Reproduce the listing verbatim.

── PROVIDED ENTRIES

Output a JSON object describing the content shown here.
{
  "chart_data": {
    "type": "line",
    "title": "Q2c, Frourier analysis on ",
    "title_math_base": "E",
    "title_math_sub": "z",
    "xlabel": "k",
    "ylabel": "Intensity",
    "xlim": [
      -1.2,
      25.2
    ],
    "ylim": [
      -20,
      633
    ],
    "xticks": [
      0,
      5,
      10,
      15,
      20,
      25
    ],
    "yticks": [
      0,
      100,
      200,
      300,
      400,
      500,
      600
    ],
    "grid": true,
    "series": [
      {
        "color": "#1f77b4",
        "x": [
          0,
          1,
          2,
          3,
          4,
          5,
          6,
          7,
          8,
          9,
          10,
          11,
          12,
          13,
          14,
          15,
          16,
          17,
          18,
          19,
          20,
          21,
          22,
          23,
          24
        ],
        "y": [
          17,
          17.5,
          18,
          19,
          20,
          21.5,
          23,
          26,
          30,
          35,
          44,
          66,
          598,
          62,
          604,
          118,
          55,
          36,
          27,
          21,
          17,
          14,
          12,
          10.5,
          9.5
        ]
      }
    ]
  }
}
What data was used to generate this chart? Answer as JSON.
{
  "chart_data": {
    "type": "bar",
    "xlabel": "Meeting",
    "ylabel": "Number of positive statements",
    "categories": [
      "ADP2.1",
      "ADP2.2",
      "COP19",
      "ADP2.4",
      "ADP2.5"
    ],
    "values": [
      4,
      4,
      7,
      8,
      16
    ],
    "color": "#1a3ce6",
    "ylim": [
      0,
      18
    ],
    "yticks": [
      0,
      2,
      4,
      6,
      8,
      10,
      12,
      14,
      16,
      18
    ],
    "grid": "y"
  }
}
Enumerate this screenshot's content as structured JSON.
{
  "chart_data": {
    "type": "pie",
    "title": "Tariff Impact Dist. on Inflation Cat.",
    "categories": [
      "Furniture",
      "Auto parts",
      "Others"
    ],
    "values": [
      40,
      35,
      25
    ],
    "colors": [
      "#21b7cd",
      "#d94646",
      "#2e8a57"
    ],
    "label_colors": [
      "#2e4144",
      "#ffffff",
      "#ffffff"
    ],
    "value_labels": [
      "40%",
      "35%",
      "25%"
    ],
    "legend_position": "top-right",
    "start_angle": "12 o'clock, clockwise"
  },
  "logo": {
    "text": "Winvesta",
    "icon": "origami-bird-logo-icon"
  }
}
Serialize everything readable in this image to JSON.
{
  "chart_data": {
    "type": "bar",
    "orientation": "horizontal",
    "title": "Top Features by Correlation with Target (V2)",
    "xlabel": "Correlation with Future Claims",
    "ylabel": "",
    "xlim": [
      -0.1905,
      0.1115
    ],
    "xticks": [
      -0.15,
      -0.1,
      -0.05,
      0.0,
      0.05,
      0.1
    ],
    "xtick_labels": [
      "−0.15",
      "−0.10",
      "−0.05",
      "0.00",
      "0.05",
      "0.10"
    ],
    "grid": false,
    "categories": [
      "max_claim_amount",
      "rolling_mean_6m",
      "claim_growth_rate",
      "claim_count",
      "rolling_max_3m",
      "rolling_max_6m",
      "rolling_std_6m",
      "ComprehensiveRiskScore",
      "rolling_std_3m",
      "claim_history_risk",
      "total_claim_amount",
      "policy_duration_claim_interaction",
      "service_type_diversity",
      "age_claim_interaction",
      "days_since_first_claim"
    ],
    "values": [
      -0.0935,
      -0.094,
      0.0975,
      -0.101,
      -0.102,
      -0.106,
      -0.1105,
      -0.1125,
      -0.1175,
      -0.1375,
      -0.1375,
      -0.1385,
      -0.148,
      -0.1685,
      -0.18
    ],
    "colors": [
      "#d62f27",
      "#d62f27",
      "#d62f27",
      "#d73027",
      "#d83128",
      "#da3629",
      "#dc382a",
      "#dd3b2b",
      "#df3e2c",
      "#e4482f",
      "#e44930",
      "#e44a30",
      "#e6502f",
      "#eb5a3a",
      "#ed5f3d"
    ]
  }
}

────

● **SOLUTION**
Output a JSON object describing the content shown here.
{
  "chart_data": {
    "type": "line",
    "title": "Q2c, Frourier analysis on ",
    "title_math_base": "E",
    "title_math_sub": "z",
    "xlabel": "k",
    "ylabel": "Intensity",
    "xlim": [
      -1.2,
      25.2
    ],
    "ylim": [
      -20,
      633
    ],
    "xticks": [
      0,
      5,
      10,
      15,
      20,
      25
    ],
    "yticks": [
      0,
      100,
      200,
      300,
      400,
      500,
      600
    ],
    "grid": true,
    "series": [
      {
        "color": "#1f77b4",
        "x": [
          0,
          1,
          2,
          3,
          4,
          5,
          6,
          7,
          8,
          9,
          10,
          11,
          12,
          13,
          14,
          15,
          16,
          17,
          18,
          19,
          20,
          21,
          22,
          23,
          24
        ],
        "y": [
          17,
          17.5,
          18,
          19,
          20,
          21.5,
          23,
          26,
          30,
          35,
          44,
          66,
          598,
          62,
          604,
          118,
          55,
          36,
          27,
          21,
          17,
          14,
          12,
          10.5,
          9.5
        ]
      }
    ]
  }
}
What data was used to generate this chart? Answer as JSON.
{
  "chart_data": {
    "type": "bar",
    "xlabel": "Meeting",
    "ylabel": "Number of positive statements",
    "categories": [
      "ADP2.1",
      "ADP2.2",
      "COP19",
      "ADP2.4",
      "ADP2.5"
    ],
    "values": [
      4,
      4,
      7,
      8,
      16
    ],
    "color": "#1a3ce6",
    "ylim": [
      0,
      18
    ],
    "yticks": [
      0,
      2,
      4,
      6,
      8,
      10,
      12,
      14,
      16,
      18
    ],
    "grid": "y"
  }
}
Enumerate this screenshot's content as structured JSON.
{
  "chart_data": {
    "type": "pie",
    "title": "Tariff Impact Dist. on Inflation Cat.",
    "categories": [
      "Furniture",
      "Auto parts",
      "Others"
    ],
    "values": [
      40,
      35,
      25
    ],
    "colors": [
      "#21b7cd",
      "#d94646",
      "#2e8a57"
    ],
    "label_colors": [
      "#2e4144",
      "#ffffff",
      "#ffffff"
    ],
    "value_labels": [
      "40%",
      "35%",
      "25%"
    ],
    "legend_position": "top-right",
    "start_angle": "12 o'clock, clockwise"
  },
  "logo": {
    "text": "Winvesta",
    "icon": "origami-bird-logo-icon"
  }
}
Serialize everything readable in this image to JSON.
{
  "chart_data": {
    "type": "bar",
    "orientation": "horizontal",
    "title": "Top Features by Correlation with Target (V2)",
    "xlabel": "Correlation with Future Claims",
    "ylabel": "",
    "xlim": [
      -0.1905,
      0.1115
    ],
    "xticks": [
      -0.15,
      -0.1,
      -0.05,
      0.0,
      0.05,
      0.1
    ],
    "xtick_labels": [
      "−0.15",
      "−0.10",
      "−0.05",
      "0.00",
      "0.05",
      "0.10"
    ],
    "grid": false,
    "categories": [
      "max_claim_amount",
      "rolling_mean_6m",
      "claim_growth_rate",
      "claim_count",
      "rolling_max_3m",
      "rolling_max_6m",
      "rolling_std_6m",
      "ComprehensiveRiskScore",
      "rolling_std_3m",
      "claim_history_risk",
      "total_claim_amount",
      "policy_duration_claim_interaction",
      "service_type_diversity",
      "age_claim_interaction",
      "days_since_first_claim"
    ],
    "values": [
      -0.0935,
      -0.094,
      0.0975,
      -0.101,
      -0.102,
      -0.106,
      -0.1105,
      -0.1125,
      -0.1175,
      -0.1375,
      -0.1375,
      -0.1385,
      -0.148,
      -0.1685,
      -0.18
    ],
    "colors": [
      "#d62f27",
      "#d62f27",
      "#d62f27",
      "#d73027",
      "#d83128",
      "#da3629",
      "#dc382a",
      "#dd3b2b",
      "#df3e2c",
      "#e4482f",
      "#e44930",
      "#e44a30",
      "#e6502f",
      "#eb5a3a",
      "#ed5f3d"
    ]
  }
}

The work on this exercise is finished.